### Goal
Extract each line where the string "page" shows up.

### Supplied data

----

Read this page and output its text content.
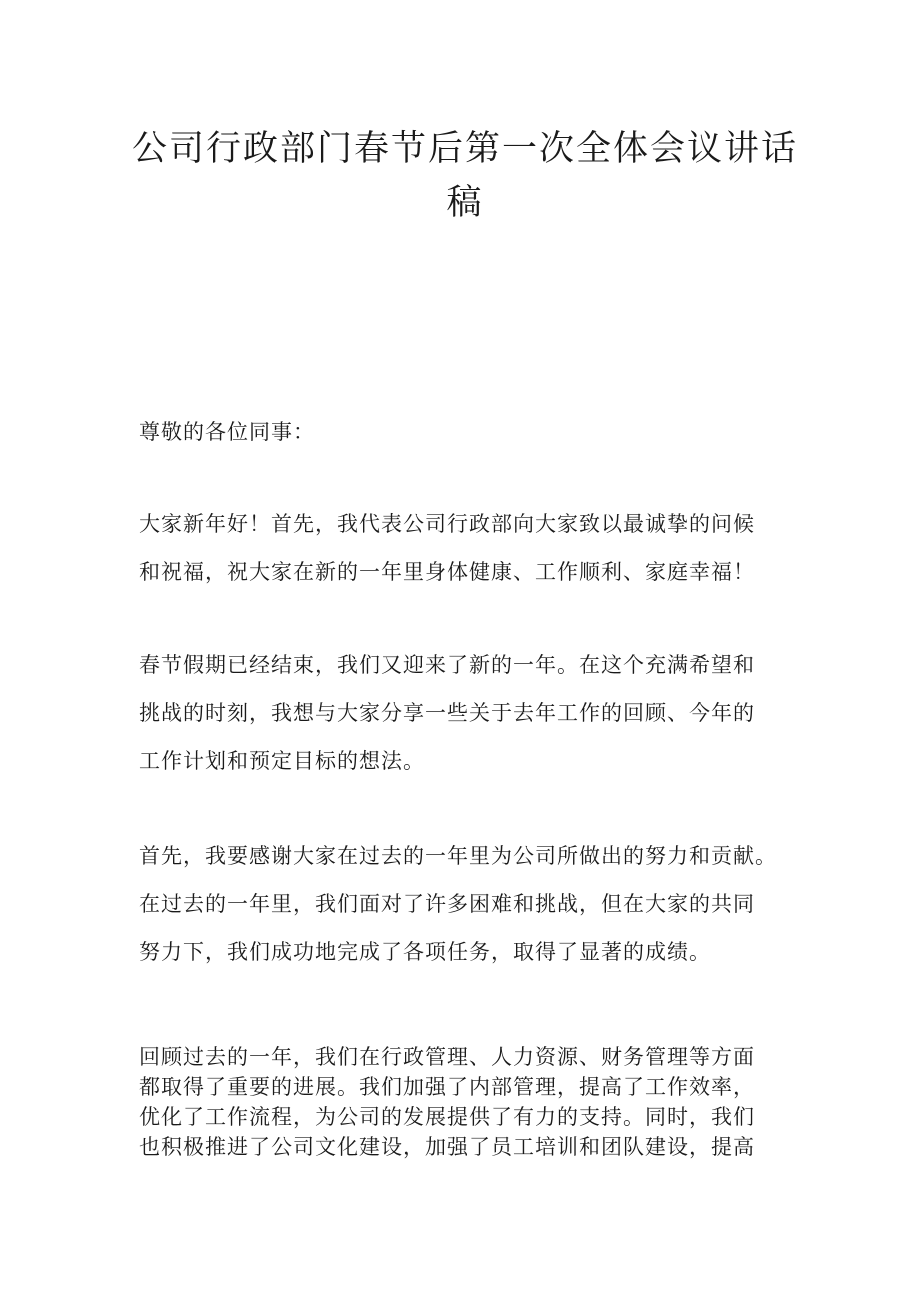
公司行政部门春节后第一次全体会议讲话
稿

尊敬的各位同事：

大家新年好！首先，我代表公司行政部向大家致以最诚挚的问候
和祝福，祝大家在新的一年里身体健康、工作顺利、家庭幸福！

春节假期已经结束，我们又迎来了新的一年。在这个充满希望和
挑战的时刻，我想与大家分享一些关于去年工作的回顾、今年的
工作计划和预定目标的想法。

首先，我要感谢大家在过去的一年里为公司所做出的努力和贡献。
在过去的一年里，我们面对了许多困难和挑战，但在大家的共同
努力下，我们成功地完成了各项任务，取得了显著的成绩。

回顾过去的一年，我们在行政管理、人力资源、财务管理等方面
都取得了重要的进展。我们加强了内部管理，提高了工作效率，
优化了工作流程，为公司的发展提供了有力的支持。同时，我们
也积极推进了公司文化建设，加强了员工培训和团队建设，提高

----

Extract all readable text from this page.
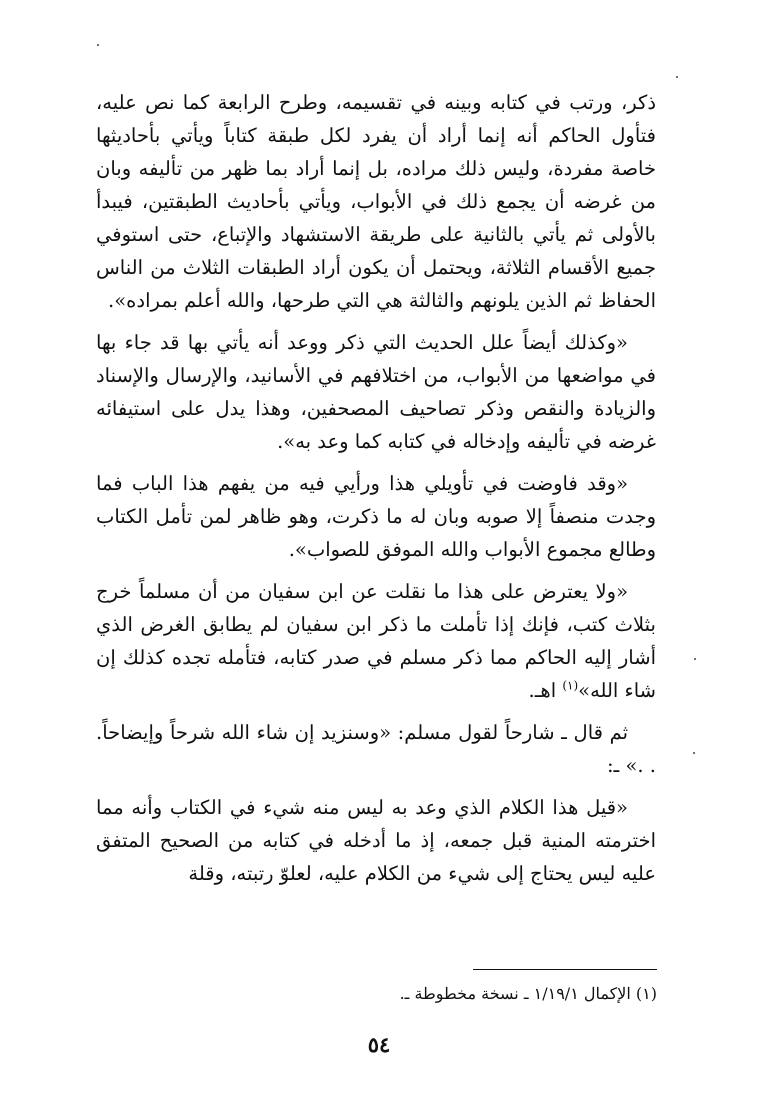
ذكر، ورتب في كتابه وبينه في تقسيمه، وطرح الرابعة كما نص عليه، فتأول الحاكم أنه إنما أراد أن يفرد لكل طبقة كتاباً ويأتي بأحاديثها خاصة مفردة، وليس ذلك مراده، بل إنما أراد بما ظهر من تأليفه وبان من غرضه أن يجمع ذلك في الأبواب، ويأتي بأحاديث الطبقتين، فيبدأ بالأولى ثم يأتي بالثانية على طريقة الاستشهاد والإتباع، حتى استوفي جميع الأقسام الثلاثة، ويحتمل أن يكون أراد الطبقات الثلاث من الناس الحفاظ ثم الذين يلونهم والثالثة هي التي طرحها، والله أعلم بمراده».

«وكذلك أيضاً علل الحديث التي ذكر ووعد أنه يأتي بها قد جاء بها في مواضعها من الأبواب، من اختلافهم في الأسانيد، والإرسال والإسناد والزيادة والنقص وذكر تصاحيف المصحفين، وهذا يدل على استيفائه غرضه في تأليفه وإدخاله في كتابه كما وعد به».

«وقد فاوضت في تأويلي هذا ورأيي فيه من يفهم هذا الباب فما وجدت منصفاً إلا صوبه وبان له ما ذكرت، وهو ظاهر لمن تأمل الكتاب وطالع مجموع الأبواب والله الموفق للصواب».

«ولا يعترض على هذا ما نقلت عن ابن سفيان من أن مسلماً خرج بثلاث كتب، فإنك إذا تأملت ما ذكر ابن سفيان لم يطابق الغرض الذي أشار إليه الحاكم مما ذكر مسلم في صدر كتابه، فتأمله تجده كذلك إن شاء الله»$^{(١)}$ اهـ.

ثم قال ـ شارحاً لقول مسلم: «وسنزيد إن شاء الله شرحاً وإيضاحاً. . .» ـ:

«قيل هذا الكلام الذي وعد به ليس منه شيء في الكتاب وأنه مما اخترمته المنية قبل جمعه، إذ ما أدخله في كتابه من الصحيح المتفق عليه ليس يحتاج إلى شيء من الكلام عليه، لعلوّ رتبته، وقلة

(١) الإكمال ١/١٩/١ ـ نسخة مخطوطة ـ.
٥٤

----

### Complete output
Read this page and output its text content.
Extract all readable text from this page.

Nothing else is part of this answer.